Your instructions ▸ Filter the records for lines holding the string "earlier".

Data extract ▸
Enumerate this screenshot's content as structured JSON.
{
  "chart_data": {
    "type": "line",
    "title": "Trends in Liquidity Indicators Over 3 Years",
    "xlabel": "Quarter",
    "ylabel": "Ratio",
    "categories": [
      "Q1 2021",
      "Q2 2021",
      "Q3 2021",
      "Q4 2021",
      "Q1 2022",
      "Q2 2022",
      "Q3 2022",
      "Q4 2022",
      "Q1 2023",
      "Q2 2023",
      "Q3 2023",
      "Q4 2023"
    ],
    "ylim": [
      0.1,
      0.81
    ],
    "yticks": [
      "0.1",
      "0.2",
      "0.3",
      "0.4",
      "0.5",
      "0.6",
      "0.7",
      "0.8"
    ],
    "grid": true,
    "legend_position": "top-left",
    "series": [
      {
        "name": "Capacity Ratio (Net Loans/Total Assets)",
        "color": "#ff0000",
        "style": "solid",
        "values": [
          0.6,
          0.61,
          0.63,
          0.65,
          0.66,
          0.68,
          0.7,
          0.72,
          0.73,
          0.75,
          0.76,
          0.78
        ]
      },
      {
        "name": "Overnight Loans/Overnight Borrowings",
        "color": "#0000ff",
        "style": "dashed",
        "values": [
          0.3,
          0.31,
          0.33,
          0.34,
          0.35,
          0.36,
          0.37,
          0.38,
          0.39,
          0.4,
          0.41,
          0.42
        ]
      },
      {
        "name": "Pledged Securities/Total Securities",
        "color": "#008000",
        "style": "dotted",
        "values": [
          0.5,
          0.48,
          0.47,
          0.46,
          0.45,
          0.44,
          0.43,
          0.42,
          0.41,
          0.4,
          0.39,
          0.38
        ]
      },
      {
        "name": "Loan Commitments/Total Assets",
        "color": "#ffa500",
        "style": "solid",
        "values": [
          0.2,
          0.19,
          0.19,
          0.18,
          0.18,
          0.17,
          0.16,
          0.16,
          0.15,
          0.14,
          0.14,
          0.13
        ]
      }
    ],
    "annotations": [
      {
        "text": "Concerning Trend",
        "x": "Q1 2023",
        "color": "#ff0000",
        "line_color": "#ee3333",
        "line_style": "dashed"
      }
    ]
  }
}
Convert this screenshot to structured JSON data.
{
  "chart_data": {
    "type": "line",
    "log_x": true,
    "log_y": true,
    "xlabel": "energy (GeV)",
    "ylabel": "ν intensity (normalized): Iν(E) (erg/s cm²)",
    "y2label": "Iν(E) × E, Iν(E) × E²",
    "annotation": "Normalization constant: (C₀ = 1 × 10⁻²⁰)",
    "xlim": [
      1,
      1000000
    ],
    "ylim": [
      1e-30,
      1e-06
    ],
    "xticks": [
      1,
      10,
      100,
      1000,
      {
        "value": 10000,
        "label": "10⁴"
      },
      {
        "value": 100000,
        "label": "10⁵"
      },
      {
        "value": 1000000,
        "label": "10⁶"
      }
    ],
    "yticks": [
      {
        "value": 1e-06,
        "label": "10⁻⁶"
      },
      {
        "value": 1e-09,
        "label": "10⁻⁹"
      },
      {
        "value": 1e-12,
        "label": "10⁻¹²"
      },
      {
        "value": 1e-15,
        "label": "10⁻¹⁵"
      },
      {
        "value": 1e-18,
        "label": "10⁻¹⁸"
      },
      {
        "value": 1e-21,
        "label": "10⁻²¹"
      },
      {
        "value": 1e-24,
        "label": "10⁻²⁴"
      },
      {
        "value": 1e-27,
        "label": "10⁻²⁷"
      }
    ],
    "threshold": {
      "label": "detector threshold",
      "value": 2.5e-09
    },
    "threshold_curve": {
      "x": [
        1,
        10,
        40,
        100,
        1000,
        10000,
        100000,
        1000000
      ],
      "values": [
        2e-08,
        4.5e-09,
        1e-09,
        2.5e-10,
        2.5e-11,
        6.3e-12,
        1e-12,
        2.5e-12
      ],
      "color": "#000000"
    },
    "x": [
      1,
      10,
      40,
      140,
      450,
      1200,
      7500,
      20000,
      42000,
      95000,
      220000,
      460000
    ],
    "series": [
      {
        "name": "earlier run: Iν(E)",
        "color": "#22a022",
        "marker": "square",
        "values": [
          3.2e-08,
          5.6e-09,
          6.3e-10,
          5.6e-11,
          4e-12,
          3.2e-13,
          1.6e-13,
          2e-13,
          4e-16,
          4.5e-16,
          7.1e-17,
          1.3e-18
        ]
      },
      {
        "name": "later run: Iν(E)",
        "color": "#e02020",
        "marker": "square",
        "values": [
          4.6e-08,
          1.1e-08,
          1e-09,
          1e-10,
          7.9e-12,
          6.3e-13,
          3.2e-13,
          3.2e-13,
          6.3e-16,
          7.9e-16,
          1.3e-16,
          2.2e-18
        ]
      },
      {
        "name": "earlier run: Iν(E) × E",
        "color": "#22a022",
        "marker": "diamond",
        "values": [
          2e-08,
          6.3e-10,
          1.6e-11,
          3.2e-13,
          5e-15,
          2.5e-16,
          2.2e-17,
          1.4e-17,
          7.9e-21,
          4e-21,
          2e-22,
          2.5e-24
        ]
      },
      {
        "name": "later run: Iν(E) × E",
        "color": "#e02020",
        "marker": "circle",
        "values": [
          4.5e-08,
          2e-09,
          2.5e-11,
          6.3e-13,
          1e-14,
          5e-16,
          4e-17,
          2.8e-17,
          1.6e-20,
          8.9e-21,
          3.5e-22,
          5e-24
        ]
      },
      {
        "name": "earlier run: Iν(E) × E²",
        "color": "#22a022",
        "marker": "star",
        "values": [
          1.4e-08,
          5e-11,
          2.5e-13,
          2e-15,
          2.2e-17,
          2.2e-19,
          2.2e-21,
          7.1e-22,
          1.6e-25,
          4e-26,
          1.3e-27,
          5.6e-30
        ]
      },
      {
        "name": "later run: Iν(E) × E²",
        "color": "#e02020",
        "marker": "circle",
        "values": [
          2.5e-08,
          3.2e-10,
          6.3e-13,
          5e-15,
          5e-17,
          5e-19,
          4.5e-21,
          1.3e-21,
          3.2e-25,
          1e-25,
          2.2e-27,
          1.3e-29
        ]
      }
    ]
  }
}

Response ▸
        "name": "earlier run: Iν(E)",
        "name": "earlier run: Iν(E) × E",
        "name": "earlier run: Iν(E) × E²",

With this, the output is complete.